> [STATED PROBLEM]: Please copy out the records from their first line through the line containing "horizontal-scrollbar[interactable]: ◀ ▶", keeping every character as it stands.

Element location listings:

>> START

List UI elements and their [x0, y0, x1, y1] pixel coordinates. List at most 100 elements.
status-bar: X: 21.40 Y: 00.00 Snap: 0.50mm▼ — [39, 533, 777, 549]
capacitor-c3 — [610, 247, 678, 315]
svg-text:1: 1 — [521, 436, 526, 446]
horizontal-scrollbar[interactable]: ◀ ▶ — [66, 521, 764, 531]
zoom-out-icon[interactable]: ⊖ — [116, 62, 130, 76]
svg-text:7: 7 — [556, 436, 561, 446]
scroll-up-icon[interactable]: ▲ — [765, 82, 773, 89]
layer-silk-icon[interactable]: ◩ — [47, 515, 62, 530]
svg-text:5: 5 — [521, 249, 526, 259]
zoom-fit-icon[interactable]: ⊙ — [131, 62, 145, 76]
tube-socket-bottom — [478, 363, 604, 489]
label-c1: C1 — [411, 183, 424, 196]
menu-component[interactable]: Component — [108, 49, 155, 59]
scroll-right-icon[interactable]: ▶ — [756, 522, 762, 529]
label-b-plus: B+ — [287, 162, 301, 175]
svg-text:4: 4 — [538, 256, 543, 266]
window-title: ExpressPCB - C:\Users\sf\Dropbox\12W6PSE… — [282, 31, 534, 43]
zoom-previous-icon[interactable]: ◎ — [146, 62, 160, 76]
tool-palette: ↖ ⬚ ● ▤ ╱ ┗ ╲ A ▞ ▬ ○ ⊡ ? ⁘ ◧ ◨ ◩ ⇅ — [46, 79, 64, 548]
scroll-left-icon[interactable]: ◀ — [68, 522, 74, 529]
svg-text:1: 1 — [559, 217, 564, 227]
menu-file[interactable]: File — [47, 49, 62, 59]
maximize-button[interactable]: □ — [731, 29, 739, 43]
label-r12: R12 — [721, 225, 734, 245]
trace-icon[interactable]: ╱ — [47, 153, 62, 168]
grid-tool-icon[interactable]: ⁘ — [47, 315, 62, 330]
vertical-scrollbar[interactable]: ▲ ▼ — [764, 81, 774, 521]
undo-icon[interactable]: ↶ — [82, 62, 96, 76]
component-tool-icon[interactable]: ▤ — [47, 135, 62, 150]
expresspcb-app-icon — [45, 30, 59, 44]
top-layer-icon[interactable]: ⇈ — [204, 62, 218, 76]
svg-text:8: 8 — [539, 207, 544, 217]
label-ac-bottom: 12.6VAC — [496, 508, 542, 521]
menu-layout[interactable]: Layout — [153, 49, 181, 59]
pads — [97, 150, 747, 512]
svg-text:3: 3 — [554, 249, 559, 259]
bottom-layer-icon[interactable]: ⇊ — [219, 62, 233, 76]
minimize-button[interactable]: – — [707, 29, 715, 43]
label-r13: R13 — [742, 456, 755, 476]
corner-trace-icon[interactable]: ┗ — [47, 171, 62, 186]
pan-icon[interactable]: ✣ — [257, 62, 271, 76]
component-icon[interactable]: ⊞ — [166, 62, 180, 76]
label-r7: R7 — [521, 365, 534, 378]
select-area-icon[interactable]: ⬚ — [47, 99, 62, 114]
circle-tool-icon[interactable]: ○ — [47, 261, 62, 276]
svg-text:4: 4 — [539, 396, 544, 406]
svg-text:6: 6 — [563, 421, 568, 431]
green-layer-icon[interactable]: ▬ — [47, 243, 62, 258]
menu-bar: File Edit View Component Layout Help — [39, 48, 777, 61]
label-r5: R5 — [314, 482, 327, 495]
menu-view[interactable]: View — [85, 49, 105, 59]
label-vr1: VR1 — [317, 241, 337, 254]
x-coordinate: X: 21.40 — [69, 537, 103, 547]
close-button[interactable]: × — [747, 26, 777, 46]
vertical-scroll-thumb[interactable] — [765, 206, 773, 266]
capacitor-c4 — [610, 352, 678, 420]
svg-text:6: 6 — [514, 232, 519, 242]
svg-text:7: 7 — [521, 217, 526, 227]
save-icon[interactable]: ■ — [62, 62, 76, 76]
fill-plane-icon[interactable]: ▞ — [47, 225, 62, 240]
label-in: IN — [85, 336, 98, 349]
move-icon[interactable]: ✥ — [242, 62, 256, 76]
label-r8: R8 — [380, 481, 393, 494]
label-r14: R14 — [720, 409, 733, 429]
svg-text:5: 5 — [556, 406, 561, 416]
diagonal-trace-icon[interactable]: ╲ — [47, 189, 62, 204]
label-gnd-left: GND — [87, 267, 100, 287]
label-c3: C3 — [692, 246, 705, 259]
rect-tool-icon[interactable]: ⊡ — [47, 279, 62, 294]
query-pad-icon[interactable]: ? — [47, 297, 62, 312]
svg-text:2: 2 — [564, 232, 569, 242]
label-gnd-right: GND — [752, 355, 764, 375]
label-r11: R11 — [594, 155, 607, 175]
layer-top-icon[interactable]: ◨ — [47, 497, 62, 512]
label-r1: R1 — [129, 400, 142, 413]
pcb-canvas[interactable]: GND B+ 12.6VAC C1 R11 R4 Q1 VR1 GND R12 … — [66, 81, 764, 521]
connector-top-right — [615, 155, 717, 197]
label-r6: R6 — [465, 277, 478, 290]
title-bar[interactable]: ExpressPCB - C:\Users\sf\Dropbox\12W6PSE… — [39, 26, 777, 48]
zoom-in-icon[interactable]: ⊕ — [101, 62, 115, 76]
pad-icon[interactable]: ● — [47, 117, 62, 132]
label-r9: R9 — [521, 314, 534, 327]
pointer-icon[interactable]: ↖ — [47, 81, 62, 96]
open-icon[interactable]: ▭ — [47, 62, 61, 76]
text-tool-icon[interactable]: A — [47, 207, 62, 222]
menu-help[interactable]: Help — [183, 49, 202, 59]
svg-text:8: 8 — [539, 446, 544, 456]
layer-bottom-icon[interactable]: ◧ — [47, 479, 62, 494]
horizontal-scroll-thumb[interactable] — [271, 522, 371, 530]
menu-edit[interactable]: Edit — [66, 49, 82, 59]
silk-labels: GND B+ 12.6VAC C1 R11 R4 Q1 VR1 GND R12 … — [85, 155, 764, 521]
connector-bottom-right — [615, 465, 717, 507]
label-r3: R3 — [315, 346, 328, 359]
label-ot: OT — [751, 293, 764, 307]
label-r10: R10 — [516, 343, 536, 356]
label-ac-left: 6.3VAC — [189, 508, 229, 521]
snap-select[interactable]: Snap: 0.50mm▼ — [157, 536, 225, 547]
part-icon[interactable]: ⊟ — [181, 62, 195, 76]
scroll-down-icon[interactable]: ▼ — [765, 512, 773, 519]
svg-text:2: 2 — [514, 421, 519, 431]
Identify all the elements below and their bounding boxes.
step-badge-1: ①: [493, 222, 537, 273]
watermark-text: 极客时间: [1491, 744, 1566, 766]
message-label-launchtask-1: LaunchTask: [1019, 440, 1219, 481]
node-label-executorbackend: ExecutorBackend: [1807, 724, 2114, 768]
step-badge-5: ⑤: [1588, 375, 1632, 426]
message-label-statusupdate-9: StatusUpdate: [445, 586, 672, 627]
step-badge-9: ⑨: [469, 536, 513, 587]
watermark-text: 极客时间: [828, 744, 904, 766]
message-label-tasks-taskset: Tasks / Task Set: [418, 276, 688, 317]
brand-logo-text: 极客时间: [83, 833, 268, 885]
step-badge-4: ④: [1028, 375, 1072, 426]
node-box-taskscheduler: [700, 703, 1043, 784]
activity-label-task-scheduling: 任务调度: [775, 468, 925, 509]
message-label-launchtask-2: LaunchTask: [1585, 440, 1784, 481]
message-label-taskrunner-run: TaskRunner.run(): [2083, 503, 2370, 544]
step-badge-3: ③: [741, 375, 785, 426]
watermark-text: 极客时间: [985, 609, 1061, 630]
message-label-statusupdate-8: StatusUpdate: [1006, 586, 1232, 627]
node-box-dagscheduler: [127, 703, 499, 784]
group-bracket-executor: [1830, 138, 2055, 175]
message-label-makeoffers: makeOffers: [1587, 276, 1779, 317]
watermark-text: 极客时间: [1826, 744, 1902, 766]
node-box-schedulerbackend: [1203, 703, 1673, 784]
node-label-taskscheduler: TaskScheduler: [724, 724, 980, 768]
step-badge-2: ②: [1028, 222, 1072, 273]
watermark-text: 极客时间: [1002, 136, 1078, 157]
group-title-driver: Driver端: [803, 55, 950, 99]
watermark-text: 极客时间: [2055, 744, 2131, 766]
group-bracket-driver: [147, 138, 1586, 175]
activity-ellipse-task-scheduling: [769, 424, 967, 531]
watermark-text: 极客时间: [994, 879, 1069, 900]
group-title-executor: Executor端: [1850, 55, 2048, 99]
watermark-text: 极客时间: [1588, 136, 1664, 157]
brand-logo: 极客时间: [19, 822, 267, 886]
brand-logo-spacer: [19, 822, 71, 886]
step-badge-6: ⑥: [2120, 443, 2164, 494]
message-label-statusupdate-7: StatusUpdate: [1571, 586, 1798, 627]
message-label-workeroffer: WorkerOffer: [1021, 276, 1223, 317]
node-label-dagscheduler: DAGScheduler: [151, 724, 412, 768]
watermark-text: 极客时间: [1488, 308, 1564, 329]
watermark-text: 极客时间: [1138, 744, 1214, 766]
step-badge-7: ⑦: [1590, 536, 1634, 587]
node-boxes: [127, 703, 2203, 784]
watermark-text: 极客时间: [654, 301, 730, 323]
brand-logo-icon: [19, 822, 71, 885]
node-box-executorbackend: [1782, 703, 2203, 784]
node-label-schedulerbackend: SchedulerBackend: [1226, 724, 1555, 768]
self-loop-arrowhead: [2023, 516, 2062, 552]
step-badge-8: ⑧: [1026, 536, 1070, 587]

>> END

> [WRITTEN ANSWER]:
List UI elements and their [x0, y0, x1, y1] pixel coordinates. List at most 100 elements.
status-bar: X: 21.40 Y: 00.00 Snap: 0.50mm▼ — [39, 533, 777, 549]
capacitor-c3 — [610, 247, 678, 315]
svg-text:1: 1 — [521, 436, 526, 446]
horizontal-scrollbar[interactable]: ◀ ▶ — [66, 521, 764, 531]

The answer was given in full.